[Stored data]

Start

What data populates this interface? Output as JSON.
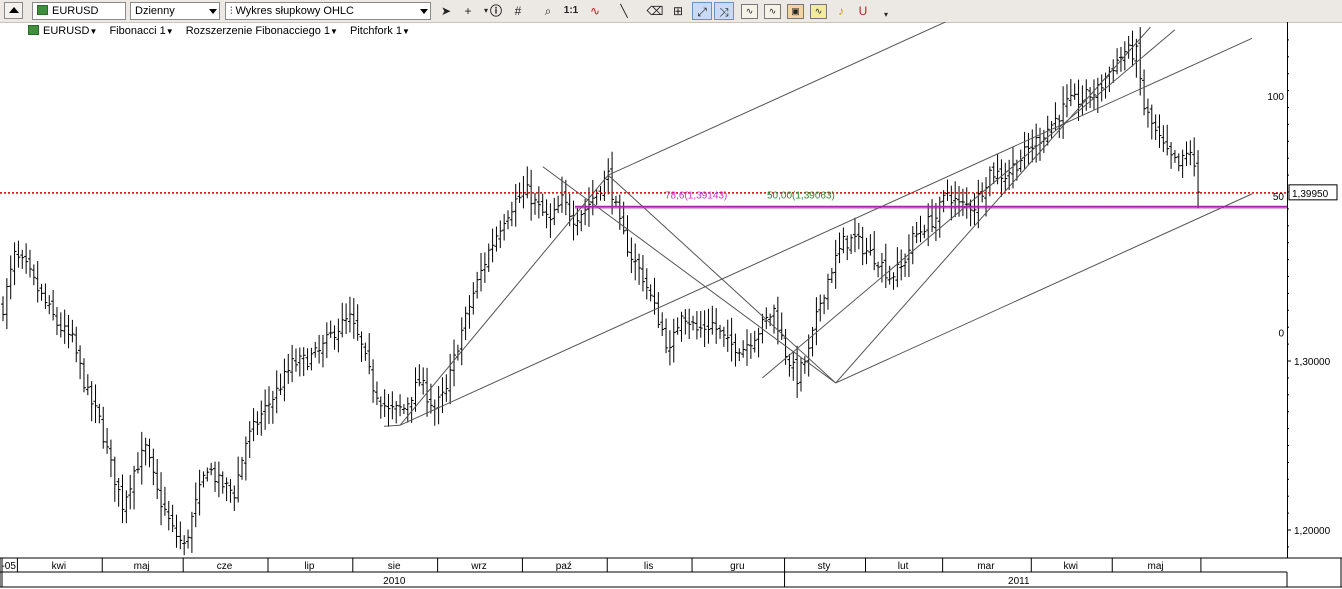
{
  "toolbar": {
    "symbol": "EURUSD",
    "interval": "Dzienny",
    "chart_style": "Wykres słupkowy OHLC",
    "tools": [
      "cursor-icon",
      "crosshair-icon",
      "info-icon",
      "grid-icon",
      "zoom-icon",
      "one-to-one-icon",
      "indicator-icon",
      "line-tool-icon",
      "eraser-icon",
      "objects-icon",
      "trend-tool-icon",
      "fibonacci-tool-icon",
      "template-icon",
      "template-icon",
      "template-icon",
      "wave-icon",
      "alert-bell-icon",
      "magnet-icon",
      "more-icon"
    ],
    "one_to_one_label": "1:1"
  },
  "legend": [
    {
      "label": "EURUSD"
    },
    {
      "label": "Fibonacci 1"
    },
    {
      "label": "Rozszerzenie Fibonacciego 1"
    },
    {
      "label": "Pitchfork 1"
    }
  ],
  "colors": {
    "price_line": "#cc0000",
    "fib_ext": "#cc33cc",
    "fib_ret": "#2e8b2e",
    "fib_line": "#aa22aa",
    "bars": "#000000",
    "drawing": "#555555"
  },
  "chart_data": {
    "type": "ohlc",
    "symbol": "EURUSD",
    "interval": "daily",
    "ylim": [
      1.182,
      1.501
    ],
    "yticks": [
      {
        "value": 1.2,
        "label": "1,20000"
      },
      {
        "value": 1.3,
        "label": "1,30000"
      }
    ],
    "last_price": {
      "value": 1.3995,
      "label": "1,39950"
    },
    "months": [
      {
        "label": "-05",
        "start": 0,
        "end": 4
      },
      {
        "label": "kwi",
        "start": 4,
        "end": 26
      },
      {
        "label": "maj",
        "start": 26,
        "end": 47
      },
      {
        "label": "cze",
        "start": 47,
        "end": 69
      },
      {
        "label": "lip",
        "start": 69,
        "end": 91
      },
      {
        "label": "sie",
        "start": 91,
        "end": 113
      },
      {
        "label": "wrz",
        "start": 113,
        "end": 135
      },
      {
        "label": "paź",
        "start": 135,
        "end": 157
      },
      {
        "label": "lis",
        "start": 157,
        "end": 179
      },
      {
        "label": "gru",
        "start": 179,
        "end": 203
      },
      {
        "label": "sty",
        "start": 203,
        "end": 224
      },
      {
        "label": "lut",
        "start": 224,
        "end": 244
      },
      {
        "label": "mar",
        "start": 244,
        "end": 267
      },
      {
        "label": "kwi",
        "start": 267,
        "end": 288
      },
      {
        "label": "maj",
        "start": 288,
        "end": 311
      },
      {
        "label": "",
        "start": 311,
        "end": 324
      }
    ],
    "years": [
      {
        "label": "2010",
        "start": 0,
        "end": 203
      },
      {
        "label": "2011",
        "start": 203,
        "end": 324
      }
    ],
    "path": [
      [
        0,
        1.332
      ],
      [
        3,
        1.362
      ],
      [
        6,
        1.355
      ],
      [
        10,
        1.338
      ],
      [
        14,
        1.322
      ],
      [
        18,
        1.312
      ],
      [
        22,
        1.28
      ],
      [
        25,
        1.265
      ],
      [
        28,
        1.238
      ],
      [
        31,
        1.215
      ],
      [
        34,
        1.235
      ],
      [
        37,
        1.248
      ],
      [
        40,
        1.222
      ],
      [
        44,
        1.2
      ],
      [
        47,
        1.19
      ],
      [
        50,
        1.215
      ],
      [
        53,
        1.238
      ],
      [
        56,
        1.228
      ],
      [
        60,
        1.222
      ],
      [
        63,
        1.252
      ],
      [
        67,
        1.268
      ],
      [
        71,
        1.282
      ],
      [
        75,
        1.298
      ],
      [
        78,
        1.3
      ],
      [
        82,
        1.305
      ],
      [
        86,
        1.318
      ],
      [
        90,
        1.325
      ],
      [
        93,
        1.308
      ],
      [
        96,
        1.285
      ],
      [
        100,
        1.27
      ],
      [
        104,
        1.272
      ],
      [
        108,
        1.288
      ],
      [
        112,
        1.272
      ],
      [
        115,
        1.282
      ],
      [
        118,
        1.31
      ],
      [
        122,
        1.34
      ],
      [
        126,
        1.365
      ],
      [
        130,
        1.385
      ],
      [
        133,
        1.395
      ],
      [
        136,
        1.4
      ],
      [
        139,
        1.39
      ],
      [
        142,
        1.382
      ],
      [
        145,
        1.395
      ],
      [
        148,
        1.385
      ],
      [
        151,
        1.39
      ],
      [
        154,
        1.4
      ],
      [
        157,
        1.41
      ],
      [
        160,
        1.38
      ],
      [
        163,
        1.362
      ],
      [
        166,
        1.35
      ],
      [
        170,
        1.325
      ],
      [
        173,
        1.305
      ],
      [
        176,
        1.33
      ],
      [
        180,
        1.318
      ],
      [
        184,
        1.322
      ],
      [
        188,
        1.31
      ],
      [
        192,
        1.308
      ],
      [
        196,
        1.318
      ],
      [
        200,
        1.33
      ],
      [
        203,
        1.305
      ],
      [
        206,
        1.29
      ],
      [
        209,
        1.305
      ],
      [
        212,
        1.335
      ],
      [
        215,
        1.355
      ],
      [
        218,
        1.37
      ],
      [
        221,
        1.372
      ],
      [
        224,
        1.365
      ],
      [
        227,
        1.36
      ],
      [
        230,
        1.35
      ],
      [
        233,
        1.355
      ],
      [
        236,
        1.372
      ],
      [
        239,
        1.38
      ],
      [
        242,
        1.385
      ],
      [
        245,
        1.4
      ],
      [
        248,
        1.392
      ],
      [
        252,
        1.392
      ],
      [
        256,
        1.412
      ],
      [
        260,
        1.41
      ],
      [
        264,
        1.42
      ],
      [
        268,
        1.43
      ],
      [
        272,
        1.44
      ],
      [
        276,
        1.452
      ],
      [
        280,
        1.455
      ],
      [
        284,
        1.46
      ],
      [
        288,
        1.475
      ],
      [
        291,
        1.483
      ],
      [
        294,
        1.482
      ],
      [
        296,
        1.45
      ],
      [
        299,
        1.435
      ],
      [
        302,
        1.422
      ],
      [
        305,
        1.415
      ],
      [
        308,
        1.425
      ],
      [
        310,
        1.4
      ]
    ],
    "pitchforks": [
      {
        "p0": [
          103,
          1.262
        ],
        "p1": [
          157,
          1.41
        ],
        "p2": [
          216,
          1.287
        ],
        "extend_to": 324
      },
      {
        "p0": [
          197,
          1.29
        ],
        "p1": [
          304,
          1.496
        ],
        "p2": [
          294,
          1.481
        ]
      }
    ],
    "fibonacci": {
      "extension": {
        "label": "78,6(1,39143)",
        "value": 1.39143
      },
      "retracement": {
        "label": "50,00(1,39063)",
        "value": 1.39063
      },
      "level_labels": [
        {
          "label": "100",
          "value": 1.452
        },
        {
          "label": "50",
          "value": 1.393
        },
        {
          "label": "0",
          "value": 1.312
        }
      ]
    },
    "grid": false,
    "legend": "top-left"
  }
}
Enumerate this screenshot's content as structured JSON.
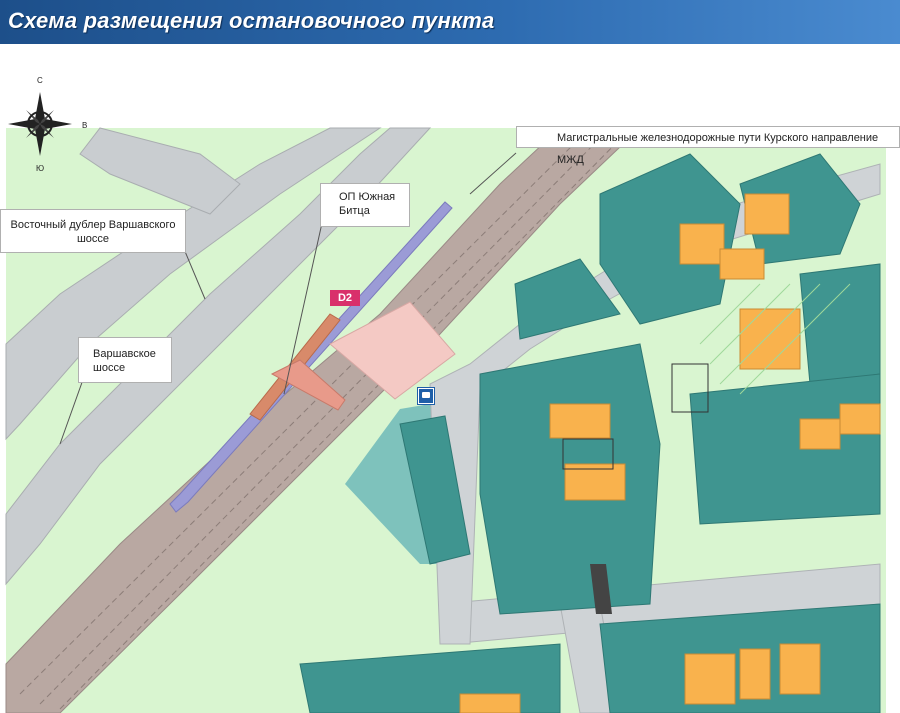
{
  "header": {
    "title": "Схема размещения остановочного пункта"
  },
  "compass": {
    "north": "С",
    "south": "Ю",
    "east": "В"
  },
  "callouts": {
    "rail": "Магистральные железнодорожные пути Курского направление МЖД",
    "dubler": "Восточный дублер Варшавского шоссе",
    "station": "ОП Южная Битца",
    "highway": "Варшавское шоссе"
  },
  "badge": {
    "line": "D2"
  },
  "colors": {
    "greenery": "#d9f5d0",
    "railway": "#b5a39e",
    "platform": "#9b9bd6",
    "road": "#cfd3d6",
    "building": "#3f9590",
    "courtyard": "#f9b24d",
    "header": "#2d6bb0"
  }
}
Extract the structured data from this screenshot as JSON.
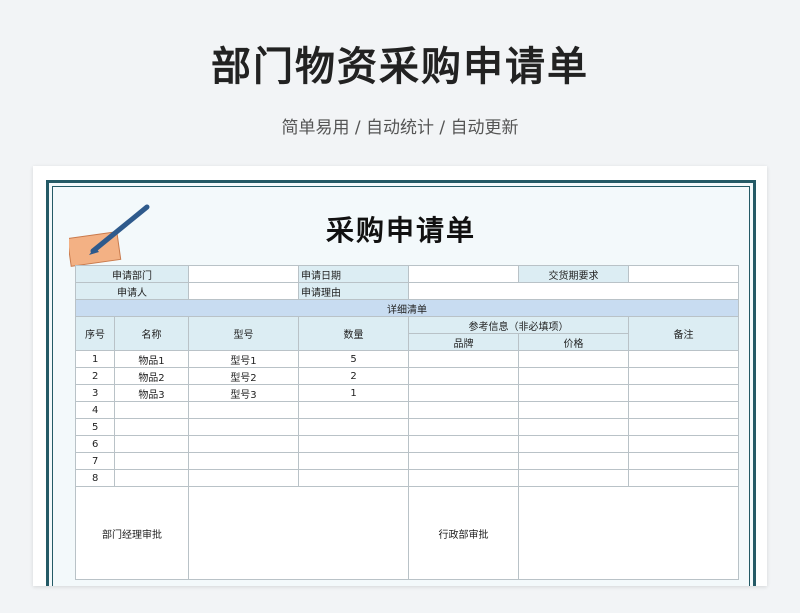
{
  "hero": {
    "title": "部门物资采购申请单",
    "subtitle": "简单易用 / 自动统计 / 自动更新"
  },
  "sheet": {
    "title": "采购申请单",
    "icon": "note-pencil-icon",
    "fields": {
      "dept_label": "申请部门",
      "date_label": "申请日期",
      "delivery_label": "交货期要求",
      "applicant_label": "申请人",
      "reason_label": "申请理由"
    },
    "section_label": "详细清单",
    "columns": {
      "index": "序号",
      "name": "名称",
      "model": "型号",
      "qty": "数量",
      "ref_group": "参考信息（非必填项）",
      "brand": "品牌",
      "price": "价格",
      "remark": "备注"
    },
    "rows": [
      {
        "index": "1",
        "name": "物品1",
        "model": "型号1",
        "qty": "5",
        "brand": "",
        "price": "",
        "remark": ""
      },
      {
        "index": "2",
        "name": "物品2",
        "model": "型号2",
        "qty": "2",
        "brand": "",
        "price": "",
        "remark": ""
      },
      {
        "index": "3",
        "name": "物品3",
        "model": "型号3",
        "qty": "1",
        "brand": "",
        "price": "",
        "remark": ""
      },
      {
        "index": "4",
        "name": "",
        "model": "",
        "qty": "",
        "brand": "",
        "price": "",
        "remark": ""
      },
      {
        "index": "5",
        "name": "",
        "model": "",
        "qty": "",
        "brand": "",
        "price": "",
        "remark": ""
      },
      {
        "index": "6",
        "name": "",
        "model": "",
        "qty": "",
        "brand": "",
        "price": "",
        "remark": ""
      },
      {
        "index": "7",
        "name": "",
        "model": "",
        "qty": "",
        "brand": "",
        "price": "",
        "remark": ""
      },
      {
        "index": "8",
        "name": "",
        "model": "",
        "qty": "",
        "brand": "",
        "price": "",
        "remark": ""
      }
    ],
    "approvals": {
      "dept_manager": "部门经理审批",
      "admin_dept": "行政部审批"
    }
  },
  "colors": {
    "frame": "#245a66",
    "label_bg": "#dcedf3",
    "section_bg": "#c8dcf1"
  }
}
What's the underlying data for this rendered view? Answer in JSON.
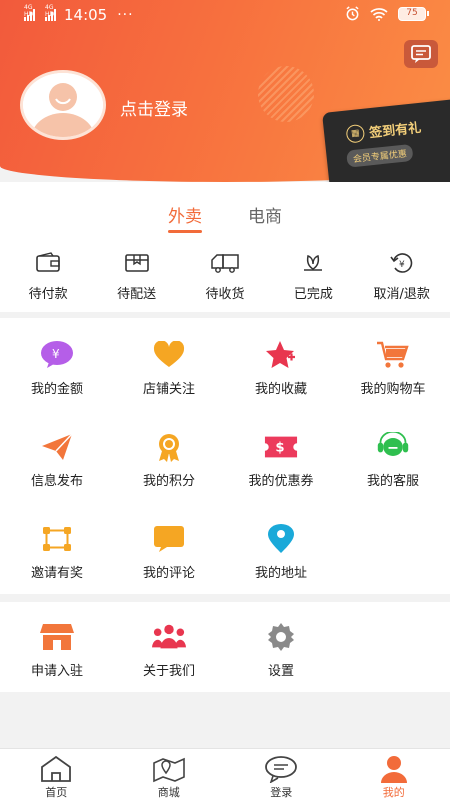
{
  "status_bar": {
    "network1": "4G HD",
    "network2": "4G HD",
    "time": "14:05",
    "dots": "···",
    "battery": "75"
  },
  "profile": {
    "login_text": "点击登录"
  },
  "signin_card": {
    "title": "签到有礼",
    "subtitle": "会员专属优惠"
  },
  "tabs": [
    {
      "label": "外卖",
      "active": true
    },
    {
      "label": "电商",
      "active": false
    }
  ],
  "orders": [
    {
      "label": "待付款",
      "icon": "wallet-icon"
    },
    {
      "label": "待配送",
      "icon": "package-icon"
    },
    {
      "label": "待收货",
      "icon": "truck-icon"
    },
    {
      "label": "已完成",
      "icon": "lotus-icon"
    },
    {
      "label": "取消/退款",
      "icon": "refund-icon"
    }
  ],
  "grid1": [
    {
      "label": "我的金额",
      "icon": "yen-icon",
      "color": "#b55ee8"
    },
    {
      "label": "店铺关注",
      "icon": "heart-icon",
      "color": "#f5a623"
    },
    {
      "label": "我的收藏",
      "icon": "star-icon",
      "color": "#e8364f"
    },
    {
      "label": "我的购物车",
      "icon": "cart-icon",
      "color": "#f2763b"
    },
    {
      "label": "信息发布",
      "icon": "paper-plane-icon",
      "color": "#f2763b"
    },
    {
      "label": "我的积分",
      "icon": "medal-icon",
      "color": "#f5a623"
    },
    {
      "label": "我的优惠券",
      "icon": "coupon-icon",
      "color": "#ec3a5c"
    },
    {
      "label": "我的客服",
      "icon": "headset-icon",
      "color": "#2fbf4f"
    },
    {
      "label": "邀请有奖",
      "icon": "share-icon",
      "color": "#f5a623"
    },
    {
      "label": "我的评论",
      "icon": "comment-icon",
      "color": "#f5a623"
    },
    {
      "label": "我的地址",
      "icon": "location-icon",
      "color": "#1aa9d9"
    }
  ],
  "grid2": [
    {
      "label": "申请入驻",
      "icon": "store-icon",
      "color": "#f2763b"
    },
    {
      "label": "关于我们",
      "icon": "group-icon",
      "color": "#e8364f"
    },
    {
      "label": "设置",
      "icon": "gear-icon",
      "color": "#8a8a8a"
    }
  ],
  "tabbar": [
    {
      "label": "首页",
      "icon": "home-icon",
      "active": false
    },
    {
      "label": "商城",
      "icon": "map-icon",
      "active": false
    },
    {
      "label": "登录",
      "icon": "chat-icon",
      "active": false
    },
    {
      "label": "我的",
      "icon": "user-icon",
      "active": true
    }
  ]
}
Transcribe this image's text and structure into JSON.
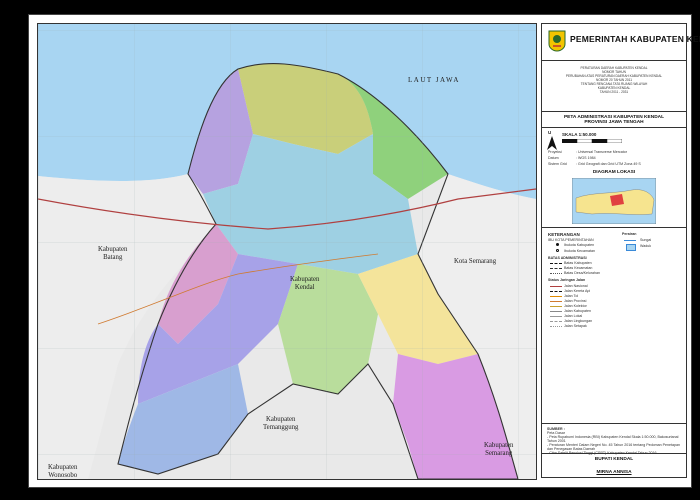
{
  "header": {
    "title": "PEMERINTAH KABUPATEN KENDAL",
    "regulation_lines": [
      "PERATURAN DAERAH KABUPATEN KENDAL",
      "NOMOR    TAHUN",
      "PERUBAHAN ATAS PERATURAN DAERAH KABUPATEN KENDAL",
      "NOMOR 20 TAHUN 2011",
      "TENTANG RENCANA TATA RUANG WILAYAH",
      "KABUPATEN KENDAL",
      "TAHUN 2011 - 2031"
    ]
  },
  "map_info": {
    "title_line1": "PETA ADMINISTRASI KABUPATEN KENDAL",
    "title_line2": "PROVINSI JAWA TENGAH",
    "north_label": "U",
    "scale_label": "SKALA  1:50.000",
    "projection_label": "Proyeksi",
    "projection_value": ": Universal Transverse Mercator",
    "datum_label": "Datum",
    "datum_value": ": WGS 1984",
    "grid_label": "Sistem Grid",
    "grid_value": ": Grid Geografi dan Grid UTM Zona 49 S",
    "location_diagram": "DIAGRAM LOKASI"
  },
  "legend": {
    "title": "KETERANGAN",
    "subtitle": "IBU KOTA PEMERINTAHAN",
    "admin_items": [
      "Ibukota Kabupaten",
      "Ibukota Kecamatan"
    ],
    "boundary_title": "BATAS ADMINISTRASI",
    "boundary_items": [
      "Batas Kabupaten",
      "Batas Kecamatan",
      "Batas Desa/Kelurahan"
    ],
    "road_title": "Status Jaringan Jalan",
    "road_items": [
      "Jalan Nasional",
      "Jalan Kereta Api",
      "Jalan Tol",
      "Jalan Provinsi",
      "Jalan Kolektor",
      "Jalan Kabupaten",
      "Jalan Lokal",
      "Jalan Lingkungan",
      "Jalan Setapak"
    ],
    "water_title": "Perairan",
    "water_items": [
      "Sungai",
      "Waduk"
    ]
  },
  "sources": {
    "title": "SUMBER :",
    "lines": [
      "Peta Dasar",
      "- Peta Rupabumi Indonesia (RBI) Kabupaten Kendal Skala 1:50.000, Bakosurtanal Tahun 2001",
      "- Peraturan Menteri Dalam Negeri No. 45 Tahun 2016 tentang Pedoman Penetapan dan Penegasan Batas Daerah",
      "- Citra Satelit Resolusi Tinggi (CSRT) Kabupaten Kendal Tahun 2016",
      "- Survei Lapangan dan Konsultasi Publik Kabupaten Kendal Tahun 2018"
    ]
  },
  "signature": {
    "office": "BUPATI KENDAL",
    "name": "MIRNA ANNISA"
  },
  "map_labels": {
    "sea": "LAUT  JAWA",
    "kab_batang": "Kabupaten\nBatang",
    "kota_semarang": "Kota Semarang",
    "kab_kendal": "Kabupaten\nKendal",
    "kab_temanggung": "Kabupaten\nTemanggung",
    "kab_semarang": "Kabupaten\nSemarang",
    "kab_wonosobo": "Kabupaten\nWonosobo"
  }
}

End

WHAT NEEDS TO BE DONE. Track down every line holding the string "JAWA" and copy it.

FULL OUTPUT.
    "title_line2": "PROVINSI JAWA TENGAH",
    "sea": "LAUT  JAWA",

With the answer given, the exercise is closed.